[Figure data in JSON]
════════
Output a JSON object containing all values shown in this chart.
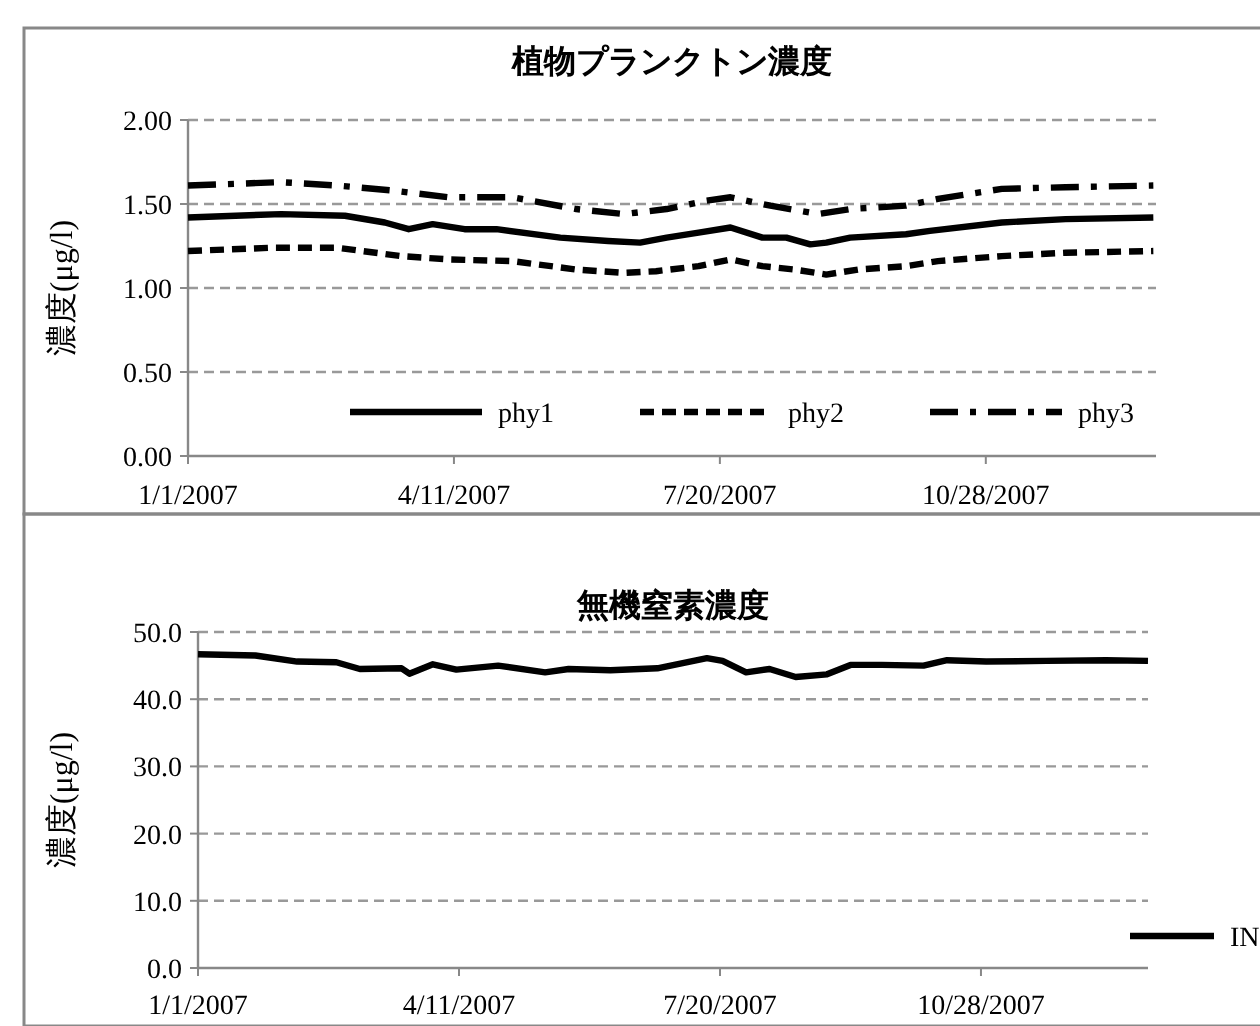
{
  "chart_data": [
    {
      "type": "line",
      "title": "植物プランクトン濃度",
      "ylabel": "濃度(μg/l)",
      "xlim": [
        "2007-01-01",
        "2007-12-31"
      ],
      "xticks": [
        {
          "value": "2007-01-01",
          "label": "1/1/2007"
        },
        {
          "value": "2007-04-11",
          "label": "4/11/2007"
        },
        {
          "value": "2007-07-20",
          "label": "7/20/2007"
        },
        {
          "value": "2007-10-28",
          "label": "10/28/2007"
        }
      ],
      "ylim": [
        0,
        2
      ],
      "yticks": [
        {
          "value": 0,
          "label": "0.00"
        },
        {
          "value": 0.5,
          "label": "0.50"
        },
        {
          "value": 1,
          "label": "1.00"
        },
        {
          "value": 1.5,
          "label": "1.50"
        },
        {
          "value": 2,
          "label": "2.00"
        }
      ],
      "grid": "y",
      "legend": "bottom right",
      "series": [
        {
          "name": "phy1",
          "color": "#000000",
          "line_style": "solid",
          "x": [
            "2007-01-01",
            "2007-02-05",
            "2007-03-01",
            "2007-03-16",
            "2007-03-25",
            "2007-04-03",
            "2007-04-15",
            "2007-04-27",
            "2007-05-21",
            "2007-06-08",
            "2007-06-20",
            "2007-06-30",
            "2007-07-12",
            "2007-07-24",
            "2007-08-05",
            "2007-08-14",
            "2007-08-23",
            "2007-08-29",
            "2007-09-07",
            "2007-09-28",
            "2007-10-07",
            "2007-11-03",
            "2007-11-27",
            "2007-12-30"
          ],
          "values": [
            1.42,
            1.44,
            1.43,
            1.39,
            1.35,
            1.38,
            1.35,
            1.35,
            1.3,
            1.28,
            1.27,
            1.3,
            1.33,
            1.36,
            1.3,
            1.3,
            1.26,
            1.27,
            1.3,
            1.32,
            1.34,
            1.39,
            1.41,
            1.42
          ]
        },
        {
          "name": "phy2",
          "color": "#000000",
          "line_style": "dashed",
          "x": [
            "2007-01-01",
            "2007-02-02",
            "2007-02-26",
            "2007-03-22",
            "2007-04-09",
            "2007-05-03",
            "2007-05-27",
            "2007-06-14",
            "2007-06-26",
            "2007-07-12",
            "2007-07-24",
            "2007-08-05",
            "2007-08-17",
            "2007-08-29",
            "2007-09-10",
            "2007-09-28",
            "2007-10-10",
            "2007-11-03",
            "2007-11-27",
            "2007-12-30"
          ],
          "values": [
            1.22,
            1.24,
            1.24,
            1.19,
            1.17,
            1.16,
            1.11,
            1.09,
            1.1,
            1.13,
            1.17,
            1.13,
            1.11,
            1.08,
            1.11,
            1.13,
            1.16,
            1.19,
            1.21,
            1.22
          ]
        },
        {
          "name": "phy3",
          "color": "#000000",
          "line_style": "dashdot",
          "x": [
            "2007-01-01",
            "2007-02-05",
            "2007-02-26",
            "2007-03-19",
            "2007-04-09",
            "2007-05-03",
            "2007-05-27",
            "2007-06-14",
            "2007-06-30",
            "2007-07-15",
            "2007-07-24",
            "2007-08-08",
            "2007-08-26",
            "2007-09-07",
            "2007-09-28",
            "2007-10-10",
            "2007-11-03",
            "2007-11-27",
            "2007-12-30"
          ],
          "values": [
            1.61,
            1.63,
            1.61,
            1.58,
            1.54,
            1.54,
            1.47,
            1.44,
            1.47,
            1.52,
            1.54,
            1.49,
            1.44,
            1.47,
            1.49,
            1.53,
            1.59,
            1.6,
            1.61
          ]
        }
      ]
    },
    {
      "type": "line",
      "title": "無機窒素濃度",
      "ylabel": "濃度(μg/l)",
      "xlim": [
        "2007-01-01",
        "2007-12-31"
      ],
      "xticks": [
        {
          "value": "2007-01-01",
          "label": "1/1/2007"
        },
        {
          "value": "2007-04-11",
          "label": "4/11/2007"
        },
        {
          "value": "2007-07-20",
          "label": "7/20/2007"
        },
        {
          "value": "2007-10-28",
          "label": "10/28/2007"
        }
      ],
      "ylim": [
        0,
        50
      ],
      "yticks": [
        {
          "value": 0,
          "label": "0.0"
        },
        {
          "value": 10,
          "label": "10.0"
        },
        {
          "value": 20,
          "label": "20.0"
        },
        {
          "value": 30,
          "label": "30.0"
        },
        {
          "value": 40,
          "label": "40.0"
        },
        {
          "value": 50,
          "label": "50.0"
        }
      ],
      "grid": "y",
      "legend": "bottom right",
      "series": [
        {
          "name": "IN",
          "color": "#000000",
          "line_style": "solid",
          "x": [
            "2007-01-01",
            "2007-01-23",
            "2007-02-08",
            "2007-02-23",
            "2007-03-04",
            "2007-03-20",
            "2007-03-23",
            "2007-04-01",
            "2007-04-10",
            "2007-04-26",
            "2007-05-14",
            "2007-05-23",
            "2007-06-08",
            "2007-06-26",
            "2007-07-15",
            "2007-07-21",
            "2007-07-30",
            "2007-08-08",
            "2007-08-18",
            "2007-08-30",
            "2007-09-08",
            "2007-09-20",
            "2007-10-06",
            "2007-10-15",
            "2007-10-30",
            "2007-11-22",
            "2007-12-15",
            "2007-12-31"
          ],
          "values": [
            46.7,
            46.5,
            45.6,
            45.5,
            44.5,
            44.6,
            43.8,
            45.2,
            44.4,
            45.0,
            44.0,
            44.5,
            44.3,
            44.6,
            46.1,
            45.7,
            44.0,
            44.5,
            43.3,
            43.7,
            45.1,
            45.1,
            45.0,
            45.8,
            45.6,
            45.7,
            45.8,
            45.7
          ]
        }
      ]
    }
  ]
}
════════
■ Aim ■
Gather all lines of the records that include the word "name".

■ Result ■
          "name": "phy1",
          "name": "phy2",
          "name": "phy3",
          "name": "IN",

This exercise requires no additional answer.